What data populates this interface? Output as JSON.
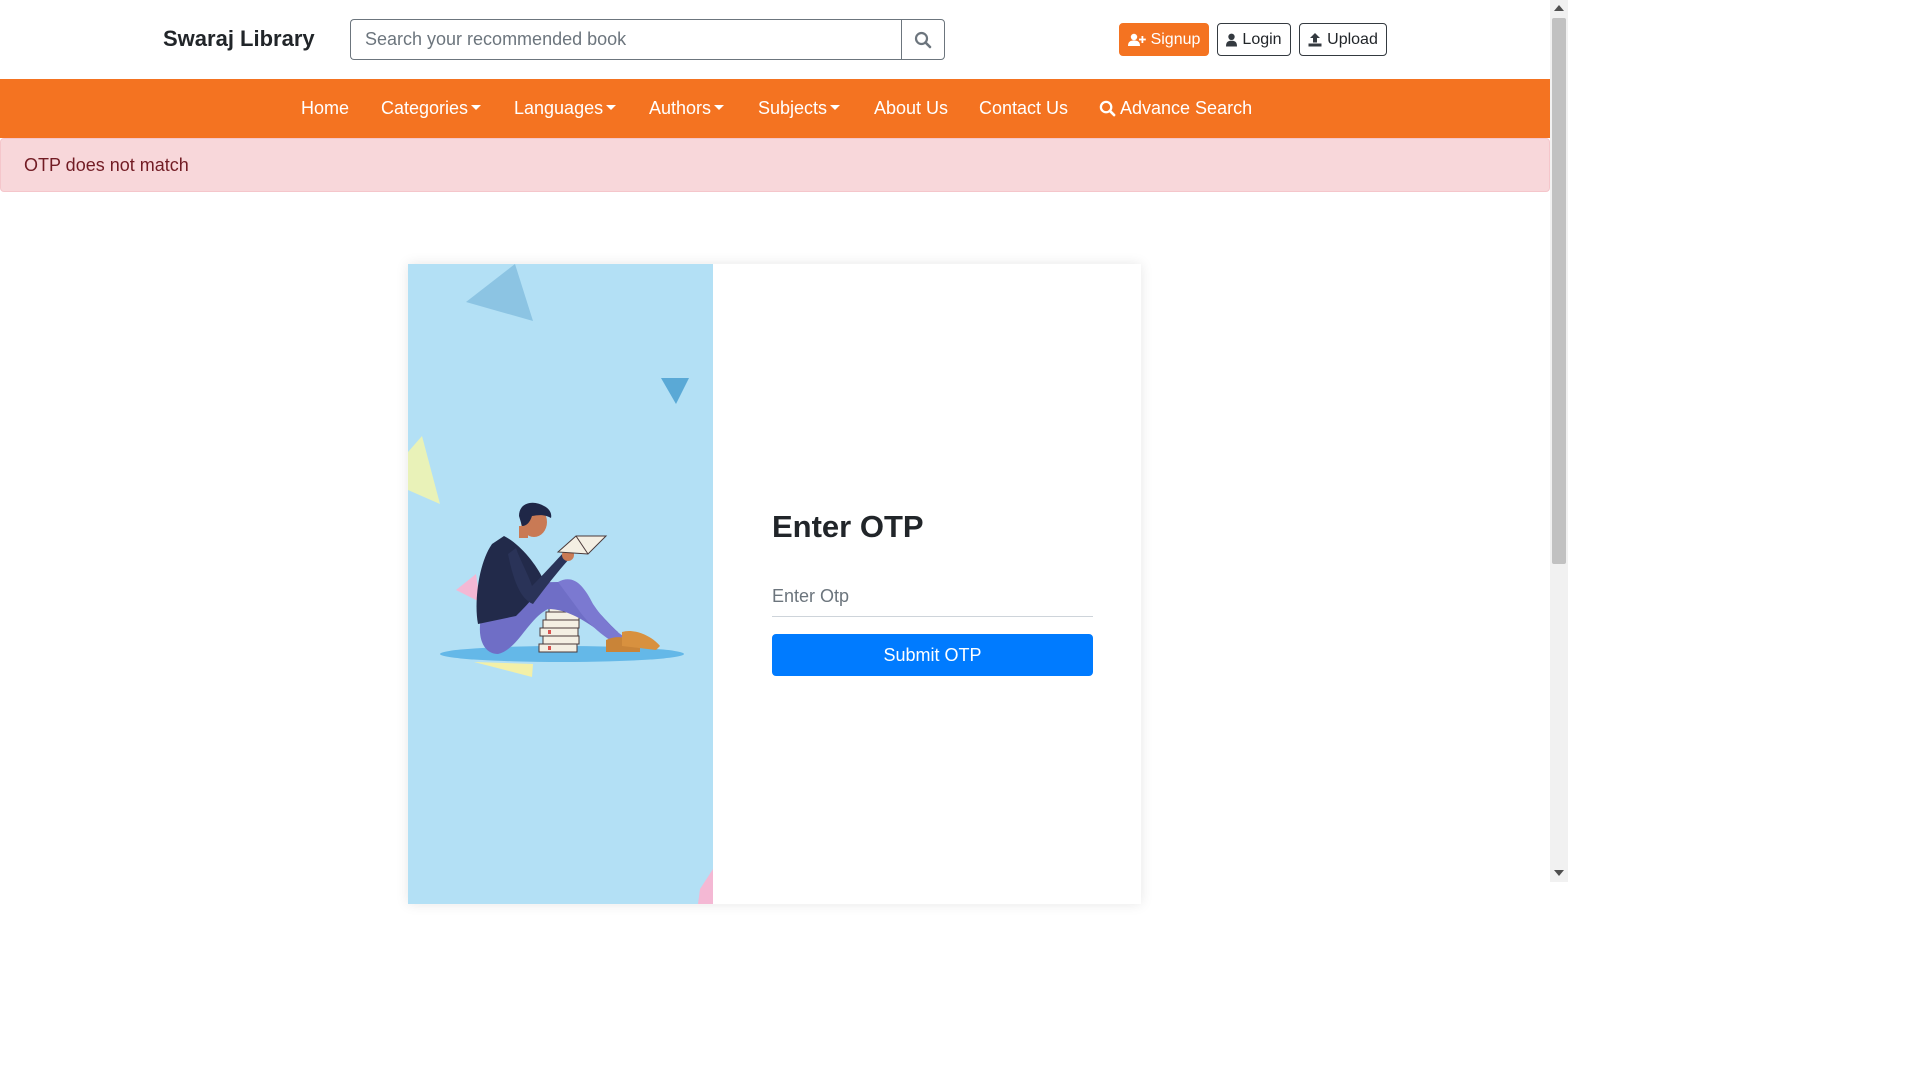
{
  "header": {
    "brand": "Swaraj Library",
    "search_placeholder": "Search your recommended book",
    "signup_label": "Signup",
    "login_label": "Login",
    "upload_label": "Upload"
  },
  "nav": {
    "home": "Home",
    "categories": "Categories",
    "languages": "Languages",
    "authors": "Authors",
    "subjects": "Subjects",
    "about": "About Us",
    "contact": "Contact Us",
    "advance_search": "Advance Search"
  },
  "alert": {
    "message": "OTP does not match"
  },
  "otp_form": {
    "title": "Enter OTP",
    "input_placeholder": "Enter Otp",
    "submit_label": "Submit OTP"
  },
  "colors": {
    "brand_orange": "#f47321",
    "alert_bg": "#f8d7da",
    "primary_blue": "#007bff",
    "illustration_bg": "#b3e0f5"
  }
}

## Your task
Each record should be quoted exactly, with the images omitted.

## Answer below
What data populates this interface? Output as JSON.
{
  "header": {
    "brand": "Swaraj Library",
    "search_placeholder": "Search your recommended book",
    "signup_label": "Signup",
    "login_label": "Login",
    "upload_label": "Upload"
  },
  "nav": {
    "home": "Home",
    "categories": "Categories",
    "languages": "Languages",
    "authors": "Authors",
    "subjects": "Subjects",
    "about": "About Us",
    "contact": "Contact Us",
    "advance_search": "Advance Search"
  },
  "alert": {
    "message": "OTP does not match"
  },
  "otp_form": {
    "title": "Enter OTP",
    "input_placeholder": "Enter Otp",
    "submit_label": "Submit OTP"
  },
  "colors": {
    "brand_orange": "#f47321",
    "alert_bg": "#f8d7da",
    "primary_blue": "#007bff",
    "illustration_bg": "#b3e0f5"
  }
}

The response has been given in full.